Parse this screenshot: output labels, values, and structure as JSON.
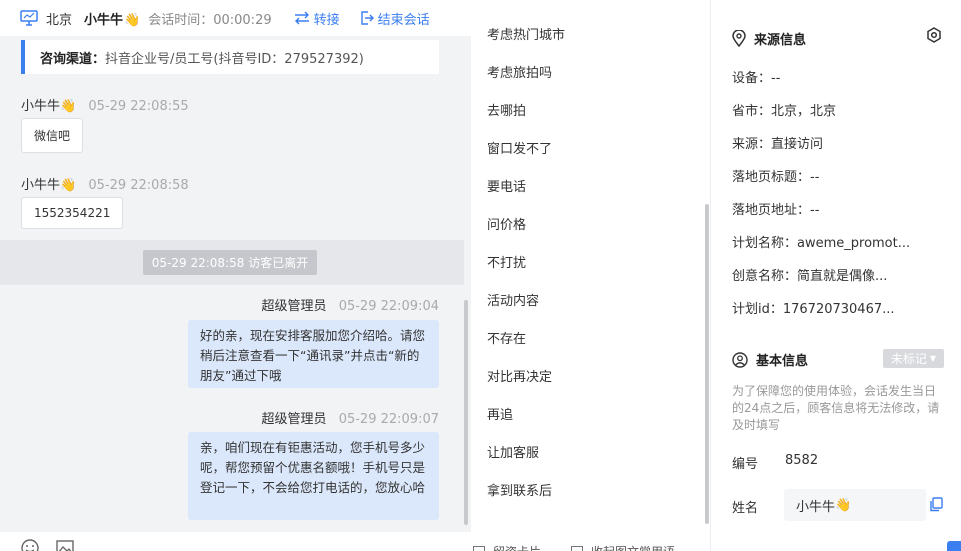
{
  "header": {
    "city": "北京",
    "visitor_name": "小牛牛",
    "visitor_emoji": "👋",
    "session_time": "会话时间：00:00:29",
    "transfer_label": "转接",
    "end_label": "结束会话"
  },
  "chat": {
    "source_label": "咨询渠道：",
    "source_value": "抖音企业号/员工号(抖音号ID：279527392)",
    "messages": [
      {
        "sender": "小牛牛",
        "time": "05-29 22:08:55",
        "text": "微信吧"
      },
      {
        "sender": "小牛牛",
        "time": "05-29 22:08:58",
        "text": "1552354221"
      }
    ],
    "system_notice": "05-29 22:08:58 访客已离开",
    "agent_messages": [
      {
        "sender": "超级管理员",
        "time": "05-29 22:09:04",
        "text": "好的亲，现在安排客服加您介绍哈。请您稍后注意查看一下“通讯录”并点击“新的朋友”通过下哦"
      },
      {
        "sender": "超级管理员",
        "time": "05-29 22:09:07",
        "text": "亲，咱们现在有钜惠活动，您手机号多少呢，帮您预留个优惠名额哦！手机号只是登记一下，不会给您打电话的，您放心哈"
      }
    ]
  },
  "replies": {
    "items": [
      "考虑热门城市",
      "考虑旅拍吗",
      "去哪拍",
      "窗口发不了",
      "要电话",
      "问价格",
      "不打扰",
      "活动内容",
      "不存在",
      "对比再决定",
      "再追",
      "让加客服",
      "拿到联系后"
    ],
    "bottom_left": "留资卡片",
    "bottom_right": "收起图文常用语"
  },
  "info": {
    "source_title": "来源信息",
    "rows": [
      "设备：--",
      "省市：北京，北京",
      "来源：直接访问",
      "落地页标题：--",
      "落地页地址：--",
      "计划名称：aweme_promot...",
      "创意名称：简直就是偶像...",
      "计划id：176720730467..."
    ],
    "basic_title": "基本信息",
    "tag_label": "未标记",
    "notice": "为了保障您的使用体验，会话发生当日的24点之后，顾客信息将无法修改，请及时填写",
    "id_label": "编号",
    "id_value": "8582",
    "name_label": "姓名",
    "name_value": "小牛牛",
    "name_emoji": "👋"
  },
  "colors": {
    "accent": "#3a7ef0",
    "agent_bubble": "#dbe8fb"
  }
}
::::::::::
#### Set exercise
Restate each entry word for word, leaving out any pictures.

#### Output
Parse this screenshot: output labels, values, and structure as JSON.
{
  "header": {
    "city": "北京",
    "visitor_name": "小牛牛",
    "visitor_emoji": "👋",
    "session_time": "会话时间：00:00:29",
    "transfer_label": "转接",
    "end_label": "结束会话"
  },
  "chat": {
    "source_label": "咨询渠道：",
    "source_value": "抖音企业号/员工号(抖音号ID：279527392)",
    "messages": [
      {
        "sender": "小牛牛",
        "time": "05-29 22:08:55",
        "text": "微信吧"
      },
      {
        "sender": "小牛牛",
        "time": "05-29 22:08:58",
        "text": "1552354221"
      }
    ],
    "system_notice": "05-29 22:08:58 访客已离开",
    "agent_messages": [
      {
        "sender": "超级管理员",
        "time": "05-29 22:09:04",
        "text": "好的亲，现在安排客服加您介绍哈。请您稍后注意查看一下“通讯录”并点击“新的朋友”通过下哦"
      },
      {
        "sender": "超级管理员",
        "time": "05-29 22:09:07",
        "text": "亲，咱们现在有钜惠活动，您手机号多少呢，帮您预留个优惠名额哦！手机号只是登记一下，不会给您打电话的，您放心哈"
      }
    ]
  },
  "replies": {
    "items": [
      "考虑热门城市",
      "考虑旅拍吗",
      "去哪拍",
      "窗口发不了",
      "要电话",
      "问价格",
      "不打扰",
      "活动内容",
      "不存在",
      "对比再决定",
      "再追",
      "让加客服",
      "拿到联系后"
    ],
    "bottom_left": "留资卡片",
    "bottom_right": "收起图文常用语"
  },
  "info": {
    "source_title": "来源信息",
    "rows": [
      "设备：--",
      "省市：北京，北京",
      "来源：直接访问",
      "落地页标题：--",
      "落地页地址：--",
      "计划名称：aweme_promot...",
      "创意名称：简直就是偶像...",
      "计划id：176720730467..."
    ],
    "basic_title": "基本信息",
    "tag_label": "未标记",
    "notice": "为了保障您的使用体验，会话发生当日的24点之后，顾客信息将无法修改，请及时填写",
    "id_label": "编号",
    "id_value": "8582",
    "name_label": "姓名",
    "name_value": "小牛牛",
    "name_emoji": "👋"
  },
  "colors": {
    "accent": "#3a7ef0",
    "agent_bubble": "#dbe8fb"
  }
}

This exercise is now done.